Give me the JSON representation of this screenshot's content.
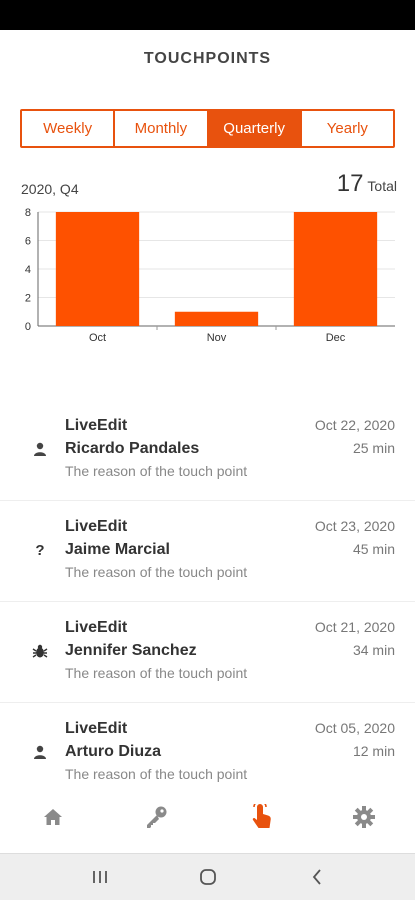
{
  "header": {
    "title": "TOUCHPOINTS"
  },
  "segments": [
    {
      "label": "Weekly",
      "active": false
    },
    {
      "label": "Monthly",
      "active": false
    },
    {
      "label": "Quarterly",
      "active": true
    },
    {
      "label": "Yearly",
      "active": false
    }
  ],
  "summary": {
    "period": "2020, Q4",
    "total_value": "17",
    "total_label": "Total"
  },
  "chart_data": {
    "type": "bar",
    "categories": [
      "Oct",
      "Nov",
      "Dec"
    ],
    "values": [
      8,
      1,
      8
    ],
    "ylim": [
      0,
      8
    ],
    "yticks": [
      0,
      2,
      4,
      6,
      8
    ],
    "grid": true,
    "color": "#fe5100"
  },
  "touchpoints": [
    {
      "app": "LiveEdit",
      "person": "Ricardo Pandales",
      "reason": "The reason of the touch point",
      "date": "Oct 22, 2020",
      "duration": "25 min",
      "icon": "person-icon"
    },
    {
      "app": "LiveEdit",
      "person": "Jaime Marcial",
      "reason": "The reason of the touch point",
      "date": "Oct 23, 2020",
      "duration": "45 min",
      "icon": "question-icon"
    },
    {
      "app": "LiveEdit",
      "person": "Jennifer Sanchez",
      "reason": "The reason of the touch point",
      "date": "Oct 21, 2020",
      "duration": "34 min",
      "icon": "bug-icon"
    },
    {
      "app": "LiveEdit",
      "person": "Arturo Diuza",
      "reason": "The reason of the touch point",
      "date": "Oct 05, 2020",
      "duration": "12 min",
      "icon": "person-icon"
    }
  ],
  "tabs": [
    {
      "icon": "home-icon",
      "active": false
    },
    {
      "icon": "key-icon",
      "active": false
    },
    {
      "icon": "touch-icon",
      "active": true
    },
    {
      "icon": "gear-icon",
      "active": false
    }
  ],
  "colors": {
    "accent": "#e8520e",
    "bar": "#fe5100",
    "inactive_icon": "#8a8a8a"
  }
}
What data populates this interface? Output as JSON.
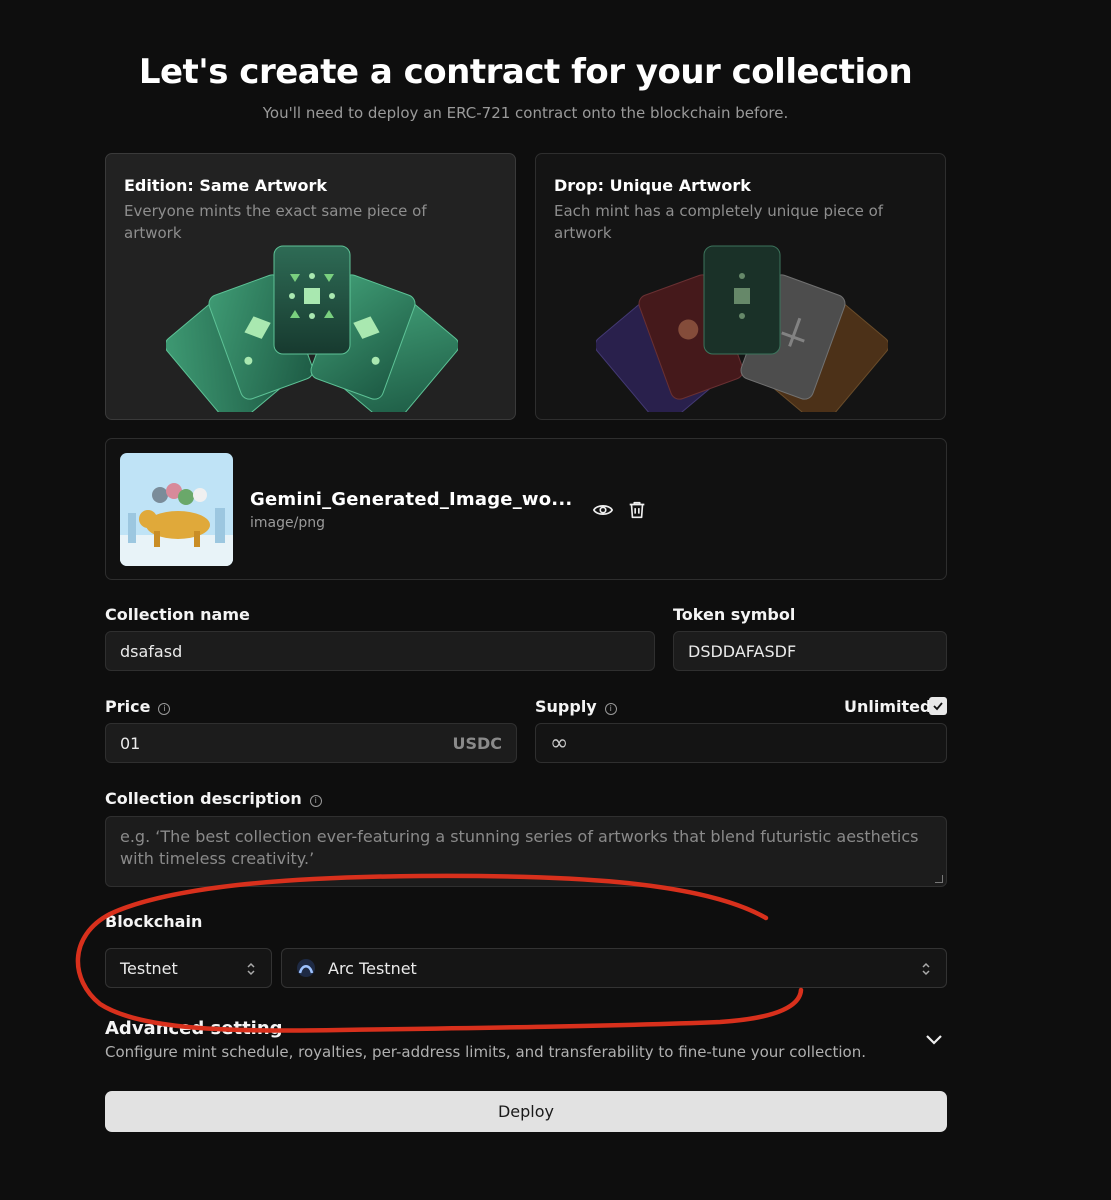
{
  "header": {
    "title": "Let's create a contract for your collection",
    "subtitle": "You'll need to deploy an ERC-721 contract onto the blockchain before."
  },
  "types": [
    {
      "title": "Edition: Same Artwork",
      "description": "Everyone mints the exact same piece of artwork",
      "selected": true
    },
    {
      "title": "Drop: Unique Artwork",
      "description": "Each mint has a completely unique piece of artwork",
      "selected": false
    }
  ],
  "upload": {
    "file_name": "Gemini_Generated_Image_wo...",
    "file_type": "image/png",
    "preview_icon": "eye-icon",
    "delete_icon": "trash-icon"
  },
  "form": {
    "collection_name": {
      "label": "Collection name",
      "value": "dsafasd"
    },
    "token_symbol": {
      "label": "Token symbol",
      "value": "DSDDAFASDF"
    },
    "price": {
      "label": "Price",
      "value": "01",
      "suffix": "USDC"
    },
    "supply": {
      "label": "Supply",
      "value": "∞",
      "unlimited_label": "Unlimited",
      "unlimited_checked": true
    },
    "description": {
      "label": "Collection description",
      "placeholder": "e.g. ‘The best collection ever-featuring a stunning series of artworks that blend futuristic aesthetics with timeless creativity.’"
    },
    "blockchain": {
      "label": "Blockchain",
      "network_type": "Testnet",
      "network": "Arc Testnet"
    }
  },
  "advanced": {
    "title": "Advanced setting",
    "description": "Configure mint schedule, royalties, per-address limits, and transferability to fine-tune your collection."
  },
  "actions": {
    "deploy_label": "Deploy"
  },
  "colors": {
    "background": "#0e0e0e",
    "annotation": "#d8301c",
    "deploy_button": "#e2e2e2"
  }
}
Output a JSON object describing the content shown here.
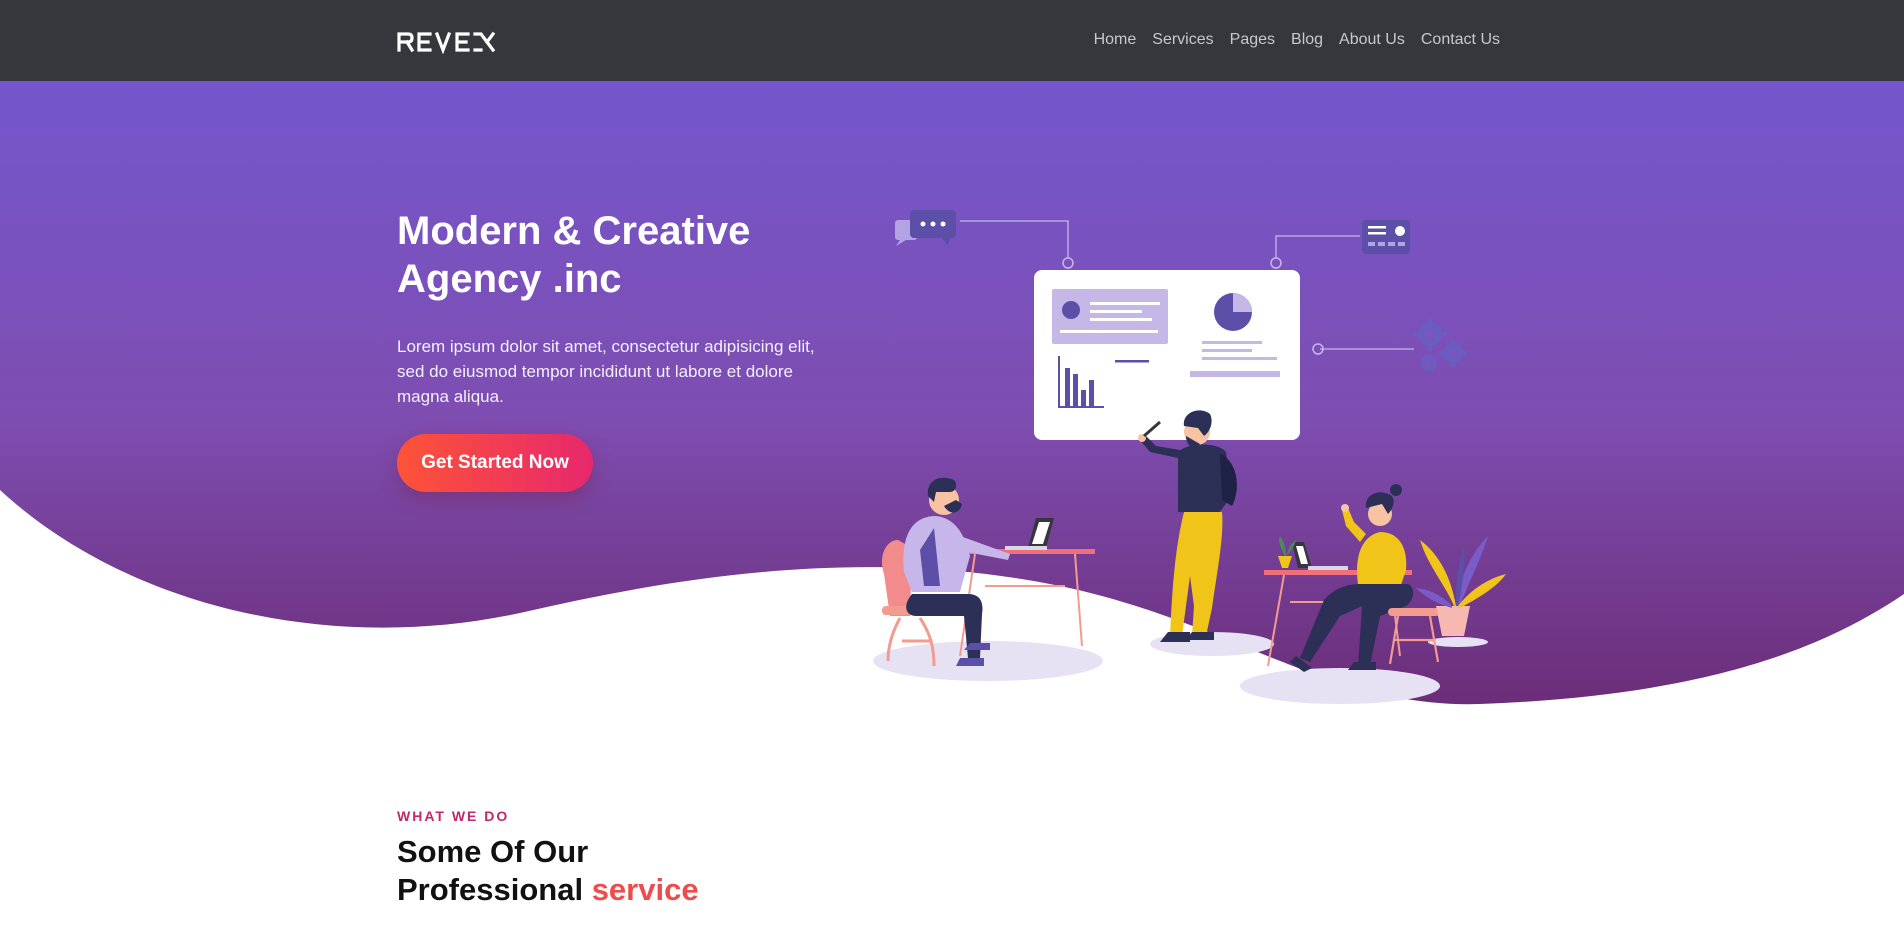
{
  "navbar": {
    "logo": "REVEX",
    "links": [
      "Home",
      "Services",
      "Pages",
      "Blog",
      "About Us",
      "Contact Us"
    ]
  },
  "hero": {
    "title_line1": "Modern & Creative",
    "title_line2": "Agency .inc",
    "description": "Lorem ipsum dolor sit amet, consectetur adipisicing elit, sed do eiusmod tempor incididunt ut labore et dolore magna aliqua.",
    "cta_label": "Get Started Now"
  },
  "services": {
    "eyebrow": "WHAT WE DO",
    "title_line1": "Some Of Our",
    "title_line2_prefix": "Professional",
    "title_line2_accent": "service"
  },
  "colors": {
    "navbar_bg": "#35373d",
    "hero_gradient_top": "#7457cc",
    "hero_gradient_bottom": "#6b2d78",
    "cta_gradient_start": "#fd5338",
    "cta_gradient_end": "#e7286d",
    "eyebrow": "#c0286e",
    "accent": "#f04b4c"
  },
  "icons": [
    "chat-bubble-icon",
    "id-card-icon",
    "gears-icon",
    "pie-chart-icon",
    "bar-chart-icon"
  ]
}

> [Given task]: Scan the material above for the string "description" and report each line where you find it.

> [Written solution]:
      "description": "Everyone mints the exact same piece of artwork",
      "description": "Each mint has a completely unique piece of artwork",
    "description": {
      "label": "Collection description",
    "description": "Configure mint schedule, royalties, per-address limits, and transferability to fine-tune your collection."
    "description": "Lorem ipsum dolor sit amet, consectetur adipisicing elit, sed do eiusmod tempor incididunt ut labore et dolore magna aliqua.",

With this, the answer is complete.